Take the material below and write it all out again exactly.

+++ RECORDS

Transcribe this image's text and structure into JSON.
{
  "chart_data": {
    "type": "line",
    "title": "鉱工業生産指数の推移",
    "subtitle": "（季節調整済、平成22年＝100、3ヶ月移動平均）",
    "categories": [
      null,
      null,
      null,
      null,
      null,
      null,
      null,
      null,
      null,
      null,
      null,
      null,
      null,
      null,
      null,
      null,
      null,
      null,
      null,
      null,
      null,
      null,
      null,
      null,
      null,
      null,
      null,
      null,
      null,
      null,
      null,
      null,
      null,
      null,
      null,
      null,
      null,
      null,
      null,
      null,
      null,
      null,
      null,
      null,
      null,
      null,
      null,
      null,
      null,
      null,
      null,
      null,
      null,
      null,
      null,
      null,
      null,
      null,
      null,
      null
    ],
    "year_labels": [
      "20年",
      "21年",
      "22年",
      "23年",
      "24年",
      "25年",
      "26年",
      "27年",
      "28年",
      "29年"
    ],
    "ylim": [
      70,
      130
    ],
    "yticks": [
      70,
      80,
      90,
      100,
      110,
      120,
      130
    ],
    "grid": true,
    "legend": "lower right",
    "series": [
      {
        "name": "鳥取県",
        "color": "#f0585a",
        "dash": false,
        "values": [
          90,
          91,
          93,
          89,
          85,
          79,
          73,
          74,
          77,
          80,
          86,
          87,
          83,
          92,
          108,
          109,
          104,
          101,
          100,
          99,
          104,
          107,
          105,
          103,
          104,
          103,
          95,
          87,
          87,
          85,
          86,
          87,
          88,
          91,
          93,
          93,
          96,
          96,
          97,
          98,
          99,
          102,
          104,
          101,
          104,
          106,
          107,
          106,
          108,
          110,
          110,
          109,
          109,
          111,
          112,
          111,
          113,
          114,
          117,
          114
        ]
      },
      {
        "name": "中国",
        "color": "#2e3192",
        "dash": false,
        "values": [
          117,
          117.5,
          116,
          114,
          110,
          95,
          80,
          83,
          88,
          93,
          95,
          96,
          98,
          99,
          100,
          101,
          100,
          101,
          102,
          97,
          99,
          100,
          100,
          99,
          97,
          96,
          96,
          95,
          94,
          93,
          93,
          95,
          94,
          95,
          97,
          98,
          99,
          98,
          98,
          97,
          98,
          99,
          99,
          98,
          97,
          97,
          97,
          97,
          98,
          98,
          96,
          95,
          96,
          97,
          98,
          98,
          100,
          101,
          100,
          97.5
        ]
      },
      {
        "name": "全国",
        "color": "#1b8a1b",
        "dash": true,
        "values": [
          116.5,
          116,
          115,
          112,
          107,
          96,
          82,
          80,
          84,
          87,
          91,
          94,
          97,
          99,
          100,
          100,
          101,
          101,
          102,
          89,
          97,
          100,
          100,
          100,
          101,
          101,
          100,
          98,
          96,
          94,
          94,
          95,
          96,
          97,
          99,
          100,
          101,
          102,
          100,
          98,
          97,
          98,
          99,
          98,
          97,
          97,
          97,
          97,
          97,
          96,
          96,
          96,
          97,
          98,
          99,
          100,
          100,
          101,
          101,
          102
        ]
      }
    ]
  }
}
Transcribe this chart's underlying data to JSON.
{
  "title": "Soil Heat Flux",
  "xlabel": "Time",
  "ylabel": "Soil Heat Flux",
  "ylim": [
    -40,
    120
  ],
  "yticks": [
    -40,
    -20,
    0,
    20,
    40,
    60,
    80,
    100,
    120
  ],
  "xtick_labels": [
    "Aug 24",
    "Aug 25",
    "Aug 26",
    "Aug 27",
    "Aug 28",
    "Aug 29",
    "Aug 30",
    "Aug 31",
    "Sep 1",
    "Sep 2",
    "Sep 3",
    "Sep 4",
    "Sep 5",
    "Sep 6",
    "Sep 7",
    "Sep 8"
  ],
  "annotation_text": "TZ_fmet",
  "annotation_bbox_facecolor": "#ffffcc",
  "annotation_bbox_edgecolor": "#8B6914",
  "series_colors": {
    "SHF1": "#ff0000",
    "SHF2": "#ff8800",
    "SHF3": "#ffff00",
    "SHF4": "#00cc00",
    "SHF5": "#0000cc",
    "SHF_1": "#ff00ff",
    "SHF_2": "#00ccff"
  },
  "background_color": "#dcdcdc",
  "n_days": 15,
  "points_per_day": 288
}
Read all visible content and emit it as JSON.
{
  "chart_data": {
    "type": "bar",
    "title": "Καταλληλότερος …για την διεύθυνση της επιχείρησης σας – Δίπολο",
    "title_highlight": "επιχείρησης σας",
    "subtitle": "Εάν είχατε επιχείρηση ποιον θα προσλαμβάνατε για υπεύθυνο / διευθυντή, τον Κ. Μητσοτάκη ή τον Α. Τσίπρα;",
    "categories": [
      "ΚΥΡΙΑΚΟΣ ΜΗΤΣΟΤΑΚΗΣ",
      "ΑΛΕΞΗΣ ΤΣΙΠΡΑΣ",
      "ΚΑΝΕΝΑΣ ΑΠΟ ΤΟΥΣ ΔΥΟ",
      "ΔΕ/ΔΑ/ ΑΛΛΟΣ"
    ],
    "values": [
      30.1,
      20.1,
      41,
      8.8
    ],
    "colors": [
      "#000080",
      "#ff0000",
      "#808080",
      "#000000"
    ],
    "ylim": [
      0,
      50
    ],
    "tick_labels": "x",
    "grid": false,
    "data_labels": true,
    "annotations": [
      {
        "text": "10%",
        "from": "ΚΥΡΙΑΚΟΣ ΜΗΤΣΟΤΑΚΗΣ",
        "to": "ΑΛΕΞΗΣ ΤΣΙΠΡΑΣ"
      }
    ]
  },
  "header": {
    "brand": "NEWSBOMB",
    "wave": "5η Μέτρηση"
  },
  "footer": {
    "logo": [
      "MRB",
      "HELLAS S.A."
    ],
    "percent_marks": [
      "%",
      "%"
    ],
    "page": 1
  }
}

++++++

▸ **SOLUTION BELOW**
Transcribe this image's text and structure into JSON.
{
  "chart_data": {
    "type": "line",
    "title": "鉱工業生産指数の推移",
    "subtitle": "（季節調整済、平成22年＝100、3ヶ月移動平均）",
    "categories": [
      null,
      null,
      null,
      null,
      null,
      null,
      null,
      null,
      null,
      null,
      null,
      null,
      null,
      null,
      null,
      null,
      null,
      null,
      null,
      null,
      null,
      null,
      null,
      null,
      null,
      null,
      null,
      null,
      null,
      null,
      null,
      null,
      null,
      null,
      null,
      null,
      null,
      null,
      null,
      null,
      null,
      null,
      null,
      null,
      null,
      null,
      null,
      null,
      null,
      null,
      null,
      null,
      null,
      null,
      null,
      null,
      null,
      null,
      null,
      null
    ],
    "year_labels": [
      "20年",
      "21年",
      "22年",
      "23年",
      "24年",
      "25年",
      "26年",
      "27年",
      "28年",
      "29年"
    ],
    "ylim": [
      70,
      130
    ],
    "yticks": [
      70,
      80,
      90,
      100,
      110,
      120,
      130
    ],
    "grid": true,
    "legend": "lower right",
    "series": [
      {
        "name": "鳥取県",
        "color": "#f0585a",
        "dash": false,
        "values": [
          90,
          91,
          93,
          89,
          85,
          79,
          73,
          74,
          77,
          80,
          86,
          87,
          83,
          92,
          108,
          109,
          104,
          101,
          100,
          99,
          104,
          107,
          105,
          103,
          104,
          103,
          95,
          87,
          87,
          85,
          86,
          87,
          88,
          91,
          93,
          93,
          96,
          96,
          97,
          98,
          99,
          102,
          104,
          101,
          104,
          106,
          107,
          106,
          108,
          110,
          110,
          109,
          109,
          111,
          112,
          111,
          113,
          114,
          117,
          114
        ]
      },
      {
        "name": "中国",
        "color": "#2e3192",
        "dash": false,
        "values": [
          117,
          117.5,
          116,
          114,
          110,
          95,
          80,
          83,
          88,
          93,
          95,
          96,
          98,
          99,
          100,
          101,
          100,
          101,
          102,
          97,
          99,
          100,
          100,
          99,
          97,
          96,
          96,
          95,
          94,
          93,
          93,
          95,
          94,
          95,
          97,
          98,
          99,
          98,
          98,
          97,
          98,
          99,
          99,
          98,
          97,
          97,
          97,
          97,
          98,
          98,
          96,
          95,
          96,
          97,
          98,
          98,
          100,
          101,
          100,
          97.5
        ]
      },
      {
        "name": "全国",
        "color": "#1b8a1b",
        "dash": true,
        "values": [
          116.5,
          116,
          115,
          112,
          107,
          96,
          82,
          80,
          84,
          87,
          91,
          94,
          97,
          99,
          100,
          100,
          101,
          101,
          102,
          89,
          97,
          100,
          100,
          100,
          101,
          101,
          100,
          98,
          96,
          94,
          94,
          95,
          96,
          97,
          99,
          100,
          101,
          102,
          100,
          98,
          97,
          98,
          99,
          98,
          97,
          97,
          97,
          97,
          97,
          96,
          96,
          96,
          97,
          98,
          99,
          100,
          100,
          101,
          101,
          102
        ]
      }
    ]
  }
}
Transcribe this chart's underlying data to JSON.
{
  "title": "Soil Heat Flux",
  "xlabel": "Time",
  "ylabel": "Soil Heat Flux",
  "ylim": [
    -40,
    120
  ],
  "yticks": [
    -40,
    -20,
    0,
    20,
    40,
    60,
    80,
    100,
    120
  ],
  "xtick_labels": [
    "Aug 24",
    "Aug 25",
    "Aug 26",
    "Aug 27",
    "Aug 28",
    "Aug 29",
    "Aug 30",
    "Aug 31",
    "Sep 1",
    "Sep 2",
    "Sep 3",
    "Sep 4",
    "Sep 5",
    "Sep 6",
    "Sep 7",
    "Sep 8"
  ],
  "annotation_text": "TZ_fmet",
  "annotation_bbox_facecolor": "#ffffcc",
  "annotation_bbox_edgecolor": "#8B6914",
  "series_colors": {
    "SHF1": "#ff0000",
    "SHF2": "#ff8800",
    "SHF3": "#ffff00",
    "SHF4": "#00cc00",
    "SHF5": "#0000cc",
    "SHF_1": "#ff00ff",
    "SHF_2": "#00ccff"
  },
  "background_color": "#dcdcdc",
  "n_days": 15,
  "points_per_day": 288
}
Read all visible content and emit it as JSON.
{
  "chart_data": {
    "type": "bar",
    "title": "Καταλληλότερος …για την διεύθυνση της επιχείρησης σας – Δίπολο",
    "title_highlight": "επιχείρησης σας",
    "subtitle": "Εάν είχατε επιχείρηση ποιον θα προσλαμβάνατε για υπεύθυνο / διευθυντή, τον Κ. Μητσοτάκη ή τον Α. Τσίπρα;",
    "categories": [
      "ΚΥΡΙΑΚΟΣ ΜΗΤΣΟΤΑΚΗΣ",
      "ΑΛΕΞΗΣ ΤΣΙΠΡΑΣ",
      "ΚΑΝΕΝΑΣ ΑΠΟ ΤΟΥΣ ΔΥΟ",
      "ΔΕ/ΔΑ/ ΑΛΛΟΣ"
    ],
    "values": [
      30.1,
      20.1,
      41,
      8.8
    ],
    "colors": [
      "#000080",
      "#ff0000",
      "#808080",
      "#000000"
    ],
    "ylim": [
      0,
      50
    ],
    "tick_labels": "x",
    "grid": false,
    "data_labels": true,
    "annotations": [
      {
        "text": "10%",
        "from": "ΚΥΡΙΑΚΟΣ ΜΗΤΣΟΤΑΚΗΣ",
        "to": "ΑΛΕΞΗΣ ΤΣΙΠΡΑΣ"
      }
    ]
  },
  "header": {
    "brand": "NEWSBOMB",
    "wave": "5η Μέτρηση"
  },
  "footer": {
    "logo": [
      "MRB",
      "HELLAS S.A."
    ],
    "percent_marks": [
      "%",
      "%"
    ],
    "page": 1
  }
}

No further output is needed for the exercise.